# DATASET EXTRACT

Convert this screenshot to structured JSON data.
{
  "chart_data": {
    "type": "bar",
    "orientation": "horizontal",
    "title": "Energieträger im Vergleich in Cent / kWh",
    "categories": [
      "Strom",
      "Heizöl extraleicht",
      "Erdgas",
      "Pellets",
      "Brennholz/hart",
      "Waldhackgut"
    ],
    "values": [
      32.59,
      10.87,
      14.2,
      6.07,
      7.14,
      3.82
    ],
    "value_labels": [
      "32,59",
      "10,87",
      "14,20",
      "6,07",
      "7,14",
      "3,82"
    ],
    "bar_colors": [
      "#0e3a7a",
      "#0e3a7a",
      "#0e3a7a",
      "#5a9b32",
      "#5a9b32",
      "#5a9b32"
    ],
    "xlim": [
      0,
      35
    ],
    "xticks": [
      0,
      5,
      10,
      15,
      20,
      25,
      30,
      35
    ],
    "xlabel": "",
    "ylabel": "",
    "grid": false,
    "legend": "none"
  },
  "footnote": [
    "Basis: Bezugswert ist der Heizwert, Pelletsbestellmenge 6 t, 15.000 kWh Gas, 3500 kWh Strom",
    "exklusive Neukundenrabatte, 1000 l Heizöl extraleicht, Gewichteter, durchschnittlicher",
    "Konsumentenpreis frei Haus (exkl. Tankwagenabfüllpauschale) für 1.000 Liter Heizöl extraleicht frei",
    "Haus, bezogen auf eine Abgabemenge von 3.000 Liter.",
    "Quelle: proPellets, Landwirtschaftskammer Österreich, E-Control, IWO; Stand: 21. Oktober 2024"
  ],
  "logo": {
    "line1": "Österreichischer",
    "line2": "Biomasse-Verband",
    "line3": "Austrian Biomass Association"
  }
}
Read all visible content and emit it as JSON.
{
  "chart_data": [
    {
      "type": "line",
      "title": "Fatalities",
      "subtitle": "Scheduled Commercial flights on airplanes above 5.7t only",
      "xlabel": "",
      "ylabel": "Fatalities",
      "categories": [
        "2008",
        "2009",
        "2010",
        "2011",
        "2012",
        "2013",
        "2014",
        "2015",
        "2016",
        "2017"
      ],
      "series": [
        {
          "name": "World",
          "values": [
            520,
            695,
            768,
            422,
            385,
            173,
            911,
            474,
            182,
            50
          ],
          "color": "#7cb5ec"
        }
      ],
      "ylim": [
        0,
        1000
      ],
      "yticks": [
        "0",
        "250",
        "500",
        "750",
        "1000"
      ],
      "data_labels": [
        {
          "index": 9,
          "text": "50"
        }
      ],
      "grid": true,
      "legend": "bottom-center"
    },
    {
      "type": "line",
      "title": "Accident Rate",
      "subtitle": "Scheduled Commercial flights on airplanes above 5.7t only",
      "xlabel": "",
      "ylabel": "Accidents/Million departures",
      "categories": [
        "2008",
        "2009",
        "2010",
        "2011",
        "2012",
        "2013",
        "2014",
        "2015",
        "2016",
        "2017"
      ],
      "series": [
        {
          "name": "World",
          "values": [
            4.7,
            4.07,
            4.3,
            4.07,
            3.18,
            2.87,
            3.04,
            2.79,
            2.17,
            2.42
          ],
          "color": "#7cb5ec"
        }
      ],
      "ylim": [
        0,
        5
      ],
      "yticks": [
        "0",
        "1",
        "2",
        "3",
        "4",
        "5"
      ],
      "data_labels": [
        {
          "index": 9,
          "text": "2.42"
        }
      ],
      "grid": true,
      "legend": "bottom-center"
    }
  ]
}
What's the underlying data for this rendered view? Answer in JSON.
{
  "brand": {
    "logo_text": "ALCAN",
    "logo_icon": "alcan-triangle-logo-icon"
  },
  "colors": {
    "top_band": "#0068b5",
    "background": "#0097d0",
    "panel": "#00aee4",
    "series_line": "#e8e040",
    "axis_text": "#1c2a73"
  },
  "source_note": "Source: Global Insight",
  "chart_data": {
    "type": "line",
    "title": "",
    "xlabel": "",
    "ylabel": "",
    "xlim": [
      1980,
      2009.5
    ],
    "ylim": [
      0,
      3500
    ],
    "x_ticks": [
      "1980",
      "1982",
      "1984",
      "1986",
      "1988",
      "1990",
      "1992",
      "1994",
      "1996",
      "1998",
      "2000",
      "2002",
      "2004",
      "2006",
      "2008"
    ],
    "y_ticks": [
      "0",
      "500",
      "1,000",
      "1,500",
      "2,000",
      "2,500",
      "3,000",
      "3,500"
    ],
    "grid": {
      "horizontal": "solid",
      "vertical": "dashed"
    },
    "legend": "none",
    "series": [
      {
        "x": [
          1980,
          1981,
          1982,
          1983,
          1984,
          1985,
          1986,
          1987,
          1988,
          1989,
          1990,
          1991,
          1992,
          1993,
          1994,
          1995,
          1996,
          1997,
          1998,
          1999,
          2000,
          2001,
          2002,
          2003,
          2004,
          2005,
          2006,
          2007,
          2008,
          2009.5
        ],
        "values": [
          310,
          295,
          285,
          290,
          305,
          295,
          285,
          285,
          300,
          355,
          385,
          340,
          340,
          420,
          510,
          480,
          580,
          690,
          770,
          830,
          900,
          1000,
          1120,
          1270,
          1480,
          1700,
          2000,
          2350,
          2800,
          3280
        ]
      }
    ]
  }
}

# REQUIRED WORK
Reproduce the material precisely, including every line.

# EXPECTED OUTPUT
Convert this screenshot to structured JSON data.
{
  "chart_data": {
    "type": "bar",
    "orientation": "horizontal",
    "title": "Energieträger im Vergleich in Cent / kWh",
    "categories": [
      "Strom",
      "Heizöl extraleicht",
      "Erdgas",
      "Pellets",
      "Brennholz/hart",
      "Waldhackgut"
    ],
    "values": [
      32.59,
      10.87,
      14.2,
      6.07,
      7.14,
      3.82
    ],
    "value_labels": [
      "32,59",
      "10,87",
      "14,20",
      "6,07",
      "7,14",
      "3,82"
    ],
    "bar_colors": [
      "#0e3a7a",
      "#0e3a7a",
      "#0e3a7a",
      "#5a9b32",
      "#5a9b32",
      "#5a9b32"
    ],
    "xlim": [
      0,
      35
    ],
    "xticks": [
      0,
      5,
      10,
      15,
      20,
      25,
      30,
      35
    ],
    "xlabel": "",
    "ylabel": "",
    "grid": false,
    "legend": "none"
  },
  "footnote": [
    "Basis: Bezugswert ist der Heizwert, Pelletsbestellmenge 6 t, 15.000 kWh Gas, 3500 kWh Strom",
    "exklusive Neukundenrabatte, 1000 l Heizöl extraleicht, Gewichteter, durchschnittlicher",
    "Konsumentenpreis frei Haus (exkl. Tankwagenabfüllpauschale) für 1.000 Liter Heizöl extraleicht frei",
    "Haus, bezogen auf eine Abgabemenge von 3.000 Liter.",
    "Quelle: proPellets, Landwirtschaftskammer Österreich, E-Control, IWO; Stand: 21. Oktober 2024"
  ],
  "logo": {
    "line1": "Österreichischer",
    "line2": "Biomasse-Verband",
    "line3": "Austrian Biomass Association"
  }
}
Read all visible content and emit it as JSON.
{
  "chart_data": [
    {
      "type": "line",
      "title": "Fatalities",
      "subtitle": "Scheduled Commercial flights on airplanes above 5.7t only",
      "xlabel": "",
      "ylabel": "Fatalities",
      "categories": [
        "2008",
        "2009",
        "2010",
        "2011",
        "2012",
        "2013",
        "2014",
        "2015",
        "2016",
        "2017"
      ],
      "series": [
        {
          "name": "World",
          "values": [
            520,
            695,
            768,
            422,
            385,
            173,
            911,
            474,
            182,
            50
          ],
          "color": "#7cb5ec"
        }
      ],
      "ylim": [
        0,
        1000
      ],
      "yticks": [
        "0",
        "250",
        "500",
        "750",
        "1000"
      ],
      "data_labels": [
        {
          "index": 9,
          "text": "50"
        }
      ],
      "grid": true,
      "legend": "bottom-center"
    },
    {
      "type": "line",
      "title": "Accident Rate",
      "subtitle": "Scheduled Commercial flights on airplanes above 5.7t only",
      "xlabel": "",
      "ylabel": "Accidents/Million departures",
      "categories": [
        "2008",
        "2009",
        "2010",
        "2011",
        "2012",
        "2013",
        "2014",
        "2015",
        "2016",
        "2017"
      ],
      "series": [
        {
          "name": "World",
          "values": [
            4.7,
            4.07,
            4.3,
            4.07,
            3.18,
            2.87,
            3.04,
            2.79,
            2.17,
            2.42
          ],
          "color": "#7cb5ec"
        }
      ],
      "ylim": [
        0,
        5
      ],
      "yticks": [
        "0",
        "1",
        "2",
        "3",
        "4",
        "5"
      ],
      "data_labels": [
        {
          "index": 9,
          "text": "2.42"
        }
      ],
      "grid": true,
      "legend": "bottom-center"
    }
  ]
}
What's the underlying data for this rendered view? Answer in JSON.
{
  "brand": {
    "logo_text": "ALCAN",
    "logo_icon": "alcan-triangle-logo-icon"
  },
  "colors": {
    "top_band": "#0068b5",
    "background": "#0097d0",
    "panel": "#00aee4",
    "series_line": "#e8e040",
    "axis_text": "#1c2a73"
  },
  "source_note": "Source: Global Insight",
  "chart_data": {
    "type": "line",
    "title": "",
    "xlabel": "",
    "ylabel": "",
    "xlim": [
      1980,
      2009.5
    ],
    "ylim": [
      0,
      3500
    ],
    "x_ticks": [
      "1980",
      "1982",
      "1984",
      "1986",
      "1988",
      "1990",
      "1992",
      "1994",
      "1996",
      "1998",
      "2000",
      "2002",
      "2004",
      "2006",
      "2008"
    ],
    "y_ticks": [
      "0",
      "500",
      "1,000",
      "1,500",
      "2,000",
      "2,500",
      "3,000",
      "3,500"
    ],
    "grid": {
      "horizontal": "solid",
      "vertical": "dashed"
    },
    "legend": "none",
    "series": [
      {
        "x": [
          1980,
          1981,
          1982,
          1983,
          1984,
          1985,
          1986,
          1987,
          1988,
          1989,
          1990,
          1991,
          1992,
          1993,
          1994,
          1995,
          1996,
          1997,
          1998,
          1999,
          2000,
          2001,
          2002,
          2003,
          2004,
          2005,
          2006,
          2007,
          2008,
          2009.5
        ],
        "values": [
          310,
          295,
          285,
          290,
          305,
          295,
          285,
          285,
          300,
          355,
          385,
          340,
          340,
          420,
          510,
          480,
          580,
          690,
          770,
          830,
          900,
          1000,
          1120,
          1270,
          1480,
          1700,
          2000,
          2350,
          2800,
          3280
        ]
      }
    ]
  }
}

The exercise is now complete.